* **Brief**
Skip every line before the one containing "Convert this document image to plain text.", then copy that line and the rest of the entries below exactly, through the last line.

* **Supplied material**
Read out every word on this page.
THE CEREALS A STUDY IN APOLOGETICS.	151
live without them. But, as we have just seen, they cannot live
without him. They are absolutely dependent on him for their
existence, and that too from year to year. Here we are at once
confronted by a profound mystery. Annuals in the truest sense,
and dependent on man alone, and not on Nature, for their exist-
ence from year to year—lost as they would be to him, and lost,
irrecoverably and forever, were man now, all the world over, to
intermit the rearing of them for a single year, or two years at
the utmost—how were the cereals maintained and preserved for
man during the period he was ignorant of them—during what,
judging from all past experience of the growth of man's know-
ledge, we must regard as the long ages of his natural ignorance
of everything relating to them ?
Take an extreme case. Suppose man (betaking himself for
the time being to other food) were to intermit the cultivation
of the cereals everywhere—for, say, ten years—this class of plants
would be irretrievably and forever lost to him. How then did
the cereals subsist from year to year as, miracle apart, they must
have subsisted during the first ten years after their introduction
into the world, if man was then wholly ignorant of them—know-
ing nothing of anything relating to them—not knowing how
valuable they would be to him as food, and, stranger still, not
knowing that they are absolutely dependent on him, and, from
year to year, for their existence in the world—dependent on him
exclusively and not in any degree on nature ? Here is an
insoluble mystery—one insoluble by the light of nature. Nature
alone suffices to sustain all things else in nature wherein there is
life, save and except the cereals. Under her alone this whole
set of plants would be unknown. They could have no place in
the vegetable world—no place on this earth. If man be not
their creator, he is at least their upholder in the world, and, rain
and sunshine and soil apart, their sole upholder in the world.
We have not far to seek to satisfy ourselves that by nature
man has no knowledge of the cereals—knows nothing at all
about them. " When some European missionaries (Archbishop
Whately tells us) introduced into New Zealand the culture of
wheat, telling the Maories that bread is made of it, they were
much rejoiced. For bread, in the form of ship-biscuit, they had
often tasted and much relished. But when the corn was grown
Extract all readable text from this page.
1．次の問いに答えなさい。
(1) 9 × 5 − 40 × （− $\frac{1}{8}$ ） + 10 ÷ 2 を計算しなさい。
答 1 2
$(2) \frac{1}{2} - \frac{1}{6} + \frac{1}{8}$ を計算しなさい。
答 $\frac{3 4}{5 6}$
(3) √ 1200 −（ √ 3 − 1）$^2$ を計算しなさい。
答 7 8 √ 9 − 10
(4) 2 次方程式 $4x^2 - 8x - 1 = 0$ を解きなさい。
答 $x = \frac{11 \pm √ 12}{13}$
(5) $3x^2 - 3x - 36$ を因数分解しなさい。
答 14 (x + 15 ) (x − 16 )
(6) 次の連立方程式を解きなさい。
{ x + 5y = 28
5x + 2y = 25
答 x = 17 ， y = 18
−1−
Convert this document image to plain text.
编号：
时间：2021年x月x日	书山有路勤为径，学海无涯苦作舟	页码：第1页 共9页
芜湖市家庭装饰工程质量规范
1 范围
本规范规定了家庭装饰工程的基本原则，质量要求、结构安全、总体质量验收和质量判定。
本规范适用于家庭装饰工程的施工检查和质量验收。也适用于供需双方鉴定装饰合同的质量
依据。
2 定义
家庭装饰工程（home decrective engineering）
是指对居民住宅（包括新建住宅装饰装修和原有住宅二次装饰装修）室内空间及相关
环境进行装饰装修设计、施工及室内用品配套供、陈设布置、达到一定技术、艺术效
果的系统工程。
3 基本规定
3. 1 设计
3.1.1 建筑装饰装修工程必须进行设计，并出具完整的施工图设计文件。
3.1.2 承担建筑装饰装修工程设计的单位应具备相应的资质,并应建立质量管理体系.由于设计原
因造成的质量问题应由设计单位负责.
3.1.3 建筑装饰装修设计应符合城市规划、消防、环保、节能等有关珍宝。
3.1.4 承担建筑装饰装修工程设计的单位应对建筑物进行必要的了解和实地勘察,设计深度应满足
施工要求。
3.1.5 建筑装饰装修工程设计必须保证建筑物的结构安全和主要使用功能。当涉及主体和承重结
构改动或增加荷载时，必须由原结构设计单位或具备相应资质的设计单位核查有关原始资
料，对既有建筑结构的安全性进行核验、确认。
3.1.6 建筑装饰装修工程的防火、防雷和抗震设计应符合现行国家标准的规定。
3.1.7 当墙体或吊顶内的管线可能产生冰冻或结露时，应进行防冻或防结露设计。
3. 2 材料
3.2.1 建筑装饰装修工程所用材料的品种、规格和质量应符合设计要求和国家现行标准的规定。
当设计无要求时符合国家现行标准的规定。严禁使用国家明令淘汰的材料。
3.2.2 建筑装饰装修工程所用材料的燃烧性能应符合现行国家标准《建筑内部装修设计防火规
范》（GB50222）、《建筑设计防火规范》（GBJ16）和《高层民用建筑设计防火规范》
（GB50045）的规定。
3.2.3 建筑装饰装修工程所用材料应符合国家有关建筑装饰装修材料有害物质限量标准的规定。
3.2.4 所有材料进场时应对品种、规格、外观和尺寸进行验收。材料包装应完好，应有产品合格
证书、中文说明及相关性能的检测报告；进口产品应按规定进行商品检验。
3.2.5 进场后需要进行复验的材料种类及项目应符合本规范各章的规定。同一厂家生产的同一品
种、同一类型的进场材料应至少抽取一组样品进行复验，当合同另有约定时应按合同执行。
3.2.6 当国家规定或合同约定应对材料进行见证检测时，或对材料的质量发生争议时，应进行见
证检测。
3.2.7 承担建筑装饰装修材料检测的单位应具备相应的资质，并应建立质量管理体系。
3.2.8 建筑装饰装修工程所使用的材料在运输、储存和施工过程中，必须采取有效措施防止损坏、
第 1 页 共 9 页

* **Reply to the task**
Convert this document image to plain text.
编号：
时间：2021年x月x日	书山有路勤为径，学海无涯苦作舟	页码：第1页 共9页
芜湖市家庭装饰工程质量规范
1 范围
本规范规定了家庭装饰工程的基本原则，质量要求、结构安全、总体质量验收和质量判定。
本规范适用于家庭装饰工程的施工检查和质量验收。也适用于供需双方鉴定装饰合同的质量
依据。
2 定义
家庭装饰工程（home decrective engineering）
是指对居民住宅（包括新建住宅装饰装修和原有住宅二次装饰装修）室内空间及相关
环境进行装饰装修设计、施工及室内用品配套供、陈设布置、达到一定技术、艺术效
果的系统工程。
3 基本规定
3. 1 设计
3.1.1 建筑装饰装修工程必须进行设计，并出具完整的施工图设计文件。
3.1.2 承担建筑装饰装修工程设计的单位应具备相应的资质,并应建立质量管理体系.由于设计原
因造成的质量问题应由设计单位负责.
3.1.3 建筑装饰装修设计应符合城市规划、消防、环保、节能等有关珍宝。
3.1.4 承担建筑装饰装修工程设计的单位应对建筑物进行必要的了解和实地勘察,设计深度应满足
施工要求。
3.1.5 建筑装饰装修工程设计必须保证建筑物的结构安全和主要使用功能。当涉及主体和承重结
构改动或增加荷载时，必须由原结构设计单位或具备相应资质的设计单位核查有关原始资
料，对既有建筑结构的安全性进行核验、确认。
3.1.6 建筑装饰装修工程的防火、防雷和抗震设计应符合现行国家标准的规定。
3.1.7 当墙体或吊顶内的管线可能产生冰冻或结露时，应进行防冻或防结露设计。
3. 2 材料
3.2.1 建筑装饰装修工程所用材料的品种、规格和质量应符合设计要求和国家现行标准的规定。
当设计无要求时符合国家现行标准的规定。严禁使用国家明令淘汰的材料。
3.2.2 建筑装饰装修工程所用材料的燃烧性能应符合现行国家标准《建筑内部装修设计防火规
范》（GB50222）、《建筑设计防火规范》（GBJ16）和《高层民用建筑设计防火规范》
（GB50045）的规定。
3.2.3 建筑装饰装修工程所用材料应符合国家有关建筑装饰装修材料有害物质限量标准的规定。
3.2.4 所有材料进场时应对品种、规格、外观和尺寸进行验收。材料包装应完好，应有产品合格
证书、中文说明及相关性能的检测报告；进口产品应按规定进行商品检验。
3.2.5 进场后需要进行复验的材料种类及项目应符合本规范各章的规定。同一厂家生产的同一品
种、同一类型的进场材料应至少抽取一组样品进行复验，当合同另有约定时应按合同执行。
3.2.6 当国家规定或合同约定应对材料进行见证检测时，或对材料的质量发生争议时，应进行见
证检测。
3.2.7 承担建筑装饰装修材料检测的单位应具备相应的资质，并应建立质量管理体系。
3.2.8 建筑装饰装修工程所使用的材料在运输、储存和施工过程中，必须采取有效措施防止损坏、
第 1 页 共 9 页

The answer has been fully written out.